**Required task:** Below are some records. Copy every line in them that holds "only".

(Items from a data source)
- - - - - - -

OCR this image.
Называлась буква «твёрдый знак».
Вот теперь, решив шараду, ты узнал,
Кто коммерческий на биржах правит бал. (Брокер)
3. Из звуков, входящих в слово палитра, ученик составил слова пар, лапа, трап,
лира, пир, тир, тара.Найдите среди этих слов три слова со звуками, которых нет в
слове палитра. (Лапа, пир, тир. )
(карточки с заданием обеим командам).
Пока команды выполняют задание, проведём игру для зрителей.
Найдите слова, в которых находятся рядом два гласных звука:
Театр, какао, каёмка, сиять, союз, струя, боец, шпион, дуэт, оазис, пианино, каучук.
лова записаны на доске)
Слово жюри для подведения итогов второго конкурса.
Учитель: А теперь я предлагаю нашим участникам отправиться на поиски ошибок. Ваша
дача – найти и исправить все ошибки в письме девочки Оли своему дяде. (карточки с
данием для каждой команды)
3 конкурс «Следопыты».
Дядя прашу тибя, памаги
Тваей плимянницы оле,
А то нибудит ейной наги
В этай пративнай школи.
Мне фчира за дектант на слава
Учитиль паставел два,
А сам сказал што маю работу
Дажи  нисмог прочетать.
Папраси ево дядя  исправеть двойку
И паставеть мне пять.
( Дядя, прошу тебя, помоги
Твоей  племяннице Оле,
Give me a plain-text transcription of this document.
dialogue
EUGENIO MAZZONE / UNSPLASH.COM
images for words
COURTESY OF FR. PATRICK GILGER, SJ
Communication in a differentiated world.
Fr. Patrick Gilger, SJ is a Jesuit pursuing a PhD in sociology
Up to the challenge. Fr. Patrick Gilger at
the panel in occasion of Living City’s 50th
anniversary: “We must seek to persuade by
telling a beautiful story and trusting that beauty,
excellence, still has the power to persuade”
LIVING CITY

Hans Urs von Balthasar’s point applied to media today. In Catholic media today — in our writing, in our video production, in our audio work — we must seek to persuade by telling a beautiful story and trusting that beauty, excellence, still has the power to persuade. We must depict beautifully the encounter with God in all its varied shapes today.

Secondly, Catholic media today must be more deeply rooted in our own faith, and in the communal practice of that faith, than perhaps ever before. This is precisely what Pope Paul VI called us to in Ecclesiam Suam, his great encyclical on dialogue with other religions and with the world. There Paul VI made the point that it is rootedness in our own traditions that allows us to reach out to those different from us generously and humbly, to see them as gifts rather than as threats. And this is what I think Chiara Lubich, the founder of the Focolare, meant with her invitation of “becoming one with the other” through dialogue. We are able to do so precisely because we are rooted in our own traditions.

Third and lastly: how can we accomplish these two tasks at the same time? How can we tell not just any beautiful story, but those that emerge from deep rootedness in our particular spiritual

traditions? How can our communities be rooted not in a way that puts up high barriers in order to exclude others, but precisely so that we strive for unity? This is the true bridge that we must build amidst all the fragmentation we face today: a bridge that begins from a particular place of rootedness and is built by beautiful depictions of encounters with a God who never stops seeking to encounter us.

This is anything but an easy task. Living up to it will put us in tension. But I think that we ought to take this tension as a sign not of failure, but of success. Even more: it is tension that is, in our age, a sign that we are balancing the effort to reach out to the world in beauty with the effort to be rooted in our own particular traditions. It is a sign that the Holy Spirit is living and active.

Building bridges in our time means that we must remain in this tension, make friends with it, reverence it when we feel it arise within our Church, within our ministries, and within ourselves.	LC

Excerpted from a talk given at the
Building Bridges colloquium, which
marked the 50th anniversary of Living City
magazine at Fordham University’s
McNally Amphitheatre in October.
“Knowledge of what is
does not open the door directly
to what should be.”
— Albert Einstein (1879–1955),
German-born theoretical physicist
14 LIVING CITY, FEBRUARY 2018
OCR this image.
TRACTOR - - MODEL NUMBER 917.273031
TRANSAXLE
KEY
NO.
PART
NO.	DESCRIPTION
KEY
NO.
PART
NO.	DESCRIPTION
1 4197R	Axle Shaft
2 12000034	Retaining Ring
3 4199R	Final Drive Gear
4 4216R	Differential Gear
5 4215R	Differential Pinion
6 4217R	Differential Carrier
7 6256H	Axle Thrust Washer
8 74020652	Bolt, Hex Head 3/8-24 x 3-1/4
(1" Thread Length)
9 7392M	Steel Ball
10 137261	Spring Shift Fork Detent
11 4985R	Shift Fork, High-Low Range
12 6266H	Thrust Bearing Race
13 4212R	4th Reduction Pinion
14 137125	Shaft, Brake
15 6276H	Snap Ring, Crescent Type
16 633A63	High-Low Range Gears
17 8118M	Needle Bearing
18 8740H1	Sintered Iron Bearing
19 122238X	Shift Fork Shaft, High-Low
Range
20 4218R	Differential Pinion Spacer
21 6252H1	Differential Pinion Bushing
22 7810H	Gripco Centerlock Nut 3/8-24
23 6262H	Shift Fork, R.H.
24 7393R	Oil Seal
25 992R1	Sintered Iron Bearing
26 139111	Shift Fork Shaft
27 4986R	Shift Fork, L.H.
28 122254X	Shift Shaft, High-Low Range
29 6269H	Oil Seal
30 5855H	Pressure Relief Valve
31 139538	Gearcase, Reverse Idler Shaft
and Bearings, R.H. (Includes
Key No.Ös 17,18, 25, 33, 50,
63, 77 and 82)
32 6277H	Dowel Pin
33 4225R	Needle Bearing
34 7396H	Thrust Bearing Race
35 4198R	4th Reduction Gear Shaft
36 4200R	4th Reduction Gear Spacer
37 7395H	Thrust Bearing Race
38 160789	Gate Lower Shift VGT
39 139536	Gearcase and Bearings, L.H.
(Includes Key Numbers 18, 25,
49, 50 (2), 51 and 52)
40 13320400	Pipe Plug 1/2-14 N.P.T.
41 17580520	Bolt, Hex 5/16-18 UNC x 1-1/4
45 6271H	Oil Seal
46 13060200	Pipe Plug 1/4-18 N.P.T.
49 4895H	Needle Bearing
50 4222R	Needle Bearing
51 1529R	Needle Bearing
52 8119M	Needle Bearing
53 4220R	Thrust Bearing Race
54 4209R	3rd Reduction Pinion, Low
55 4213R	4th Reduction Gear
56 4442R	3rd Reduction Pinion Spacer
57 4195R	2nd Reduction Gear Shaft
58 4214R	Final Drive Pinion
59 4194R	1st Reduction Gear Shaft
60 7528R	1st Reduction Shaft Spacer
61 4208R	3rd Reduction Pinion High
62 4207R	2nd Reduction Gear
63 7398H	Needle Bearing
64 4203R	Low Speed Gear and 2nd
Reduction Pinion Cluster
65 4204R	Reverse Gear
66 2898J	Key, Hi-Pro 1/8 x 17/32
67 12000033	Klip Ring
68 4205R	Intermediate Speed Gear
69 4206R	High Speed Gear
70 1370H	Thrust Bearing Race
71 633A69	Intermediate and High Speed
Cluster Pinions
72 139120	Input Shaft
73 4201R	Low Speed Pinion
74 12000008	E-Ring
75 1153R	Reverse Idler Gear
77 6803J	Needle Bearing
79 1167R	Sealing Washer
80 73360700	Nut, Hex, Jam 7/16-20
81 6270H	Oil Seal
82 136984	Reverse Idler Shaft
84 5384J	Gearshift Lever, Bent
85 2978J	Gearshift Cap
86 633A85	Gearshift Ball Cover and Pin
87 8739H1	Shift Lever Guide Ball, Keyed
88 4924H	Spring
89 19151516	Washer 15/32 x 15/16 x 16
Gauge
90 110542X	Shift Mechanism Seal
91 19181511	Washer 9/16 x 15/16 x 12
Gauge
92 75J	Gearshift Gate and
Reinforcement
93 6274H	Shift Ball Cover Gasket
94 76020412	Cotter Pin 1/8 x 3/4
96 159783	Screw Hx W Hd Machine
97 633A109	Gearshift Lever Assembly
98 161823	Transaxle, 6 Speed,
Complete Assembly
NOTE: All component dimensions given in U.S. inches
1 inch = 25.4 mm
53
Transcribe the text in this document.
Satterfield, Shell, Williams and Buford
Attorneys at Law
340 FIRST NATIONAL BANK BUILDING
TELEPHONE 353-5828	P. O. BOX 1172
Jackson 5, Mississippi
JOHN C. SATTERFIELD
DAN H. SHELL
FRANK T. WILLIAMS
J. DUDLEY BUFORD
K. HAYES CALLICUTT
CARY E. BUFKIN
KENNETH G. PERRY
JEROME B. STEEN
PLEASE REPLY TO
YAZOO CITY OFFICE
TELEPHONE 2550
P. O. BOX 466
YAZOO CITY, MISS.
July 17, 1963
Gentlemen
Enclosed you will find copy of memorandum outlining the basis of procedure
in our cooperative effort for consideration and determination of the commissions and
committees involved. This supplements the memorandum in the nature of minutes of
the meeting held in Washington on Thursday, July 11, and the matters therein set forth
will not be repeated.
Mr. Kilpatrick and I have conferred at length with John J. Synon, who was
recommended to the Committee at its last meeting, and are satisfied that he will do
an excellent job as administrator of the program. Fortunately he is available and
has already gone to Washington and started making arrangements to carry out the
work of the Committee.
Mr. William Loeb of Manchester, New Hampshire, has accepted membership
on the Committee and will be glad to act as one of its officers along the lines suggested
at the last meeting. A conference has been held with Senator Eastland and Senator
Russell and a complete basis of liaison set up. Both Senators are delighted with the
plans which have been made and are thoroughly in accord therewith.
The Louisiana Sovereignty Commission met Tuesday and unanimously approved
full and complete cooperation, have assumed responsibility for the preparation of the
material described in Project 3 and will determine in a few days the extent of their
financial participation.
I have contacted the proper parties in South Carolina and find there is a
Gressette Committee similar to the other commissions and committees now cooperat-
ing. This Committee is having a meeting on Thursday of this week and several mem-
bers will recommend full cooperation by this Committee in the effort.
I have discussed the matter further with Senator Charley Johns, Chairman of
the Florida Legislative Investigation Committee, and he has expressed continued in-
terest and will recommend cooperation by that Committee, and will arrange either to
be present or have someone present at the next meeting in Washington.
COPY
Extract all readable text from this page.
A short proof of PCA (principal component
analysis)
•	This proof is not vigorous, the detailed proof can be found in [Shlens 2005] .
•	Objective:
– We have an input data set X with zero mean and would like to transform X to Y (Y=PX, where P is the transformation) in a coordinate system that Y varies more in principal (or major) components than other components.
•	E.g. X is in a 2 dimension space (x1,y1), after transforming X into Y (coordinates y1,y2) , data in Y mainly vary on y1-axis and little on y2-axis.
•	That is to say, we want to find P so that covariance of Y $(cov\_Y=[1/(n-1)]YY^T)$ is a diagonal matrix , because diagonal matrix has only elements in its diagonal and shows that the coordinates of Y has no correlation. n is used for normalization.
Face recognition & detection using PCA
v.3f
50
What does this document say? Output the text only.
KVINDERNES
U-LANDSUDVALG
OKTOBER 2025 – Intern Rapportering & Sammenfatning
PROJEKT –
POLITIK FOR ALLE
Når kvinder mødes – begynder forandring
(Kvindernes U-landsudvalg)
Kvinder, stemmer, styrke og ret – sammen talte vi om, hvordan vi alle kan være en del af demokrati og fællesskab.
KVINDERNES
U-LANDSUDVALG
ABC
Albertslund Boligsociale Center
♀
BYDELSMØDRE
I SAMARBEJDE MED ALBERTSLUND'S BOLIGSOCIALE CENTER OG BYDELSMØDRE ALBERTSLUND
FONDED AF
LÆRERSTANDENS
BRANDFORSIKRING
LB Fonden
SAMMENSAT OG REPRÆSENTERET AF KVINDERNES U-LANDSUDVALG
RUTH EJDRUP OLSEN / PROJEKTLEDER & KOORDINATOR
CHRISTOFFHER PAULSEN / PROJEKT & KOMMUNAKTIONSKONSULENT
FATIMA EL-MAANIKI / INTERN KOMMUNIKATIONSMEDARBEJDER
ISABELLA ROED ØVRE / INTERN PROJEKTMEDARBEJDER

- - - - - - -

**Task solution:**
•	That is to say, we want to find P so that covariance of Y $(cov\_Y=[1/(n-1)]YY^T)$ is a diagonal matrix , because diagonal matrix has only elements in its diagonal and shows that the coordinates of Y has no correlation. n is used for normalization.
What does this document say? Output the text only.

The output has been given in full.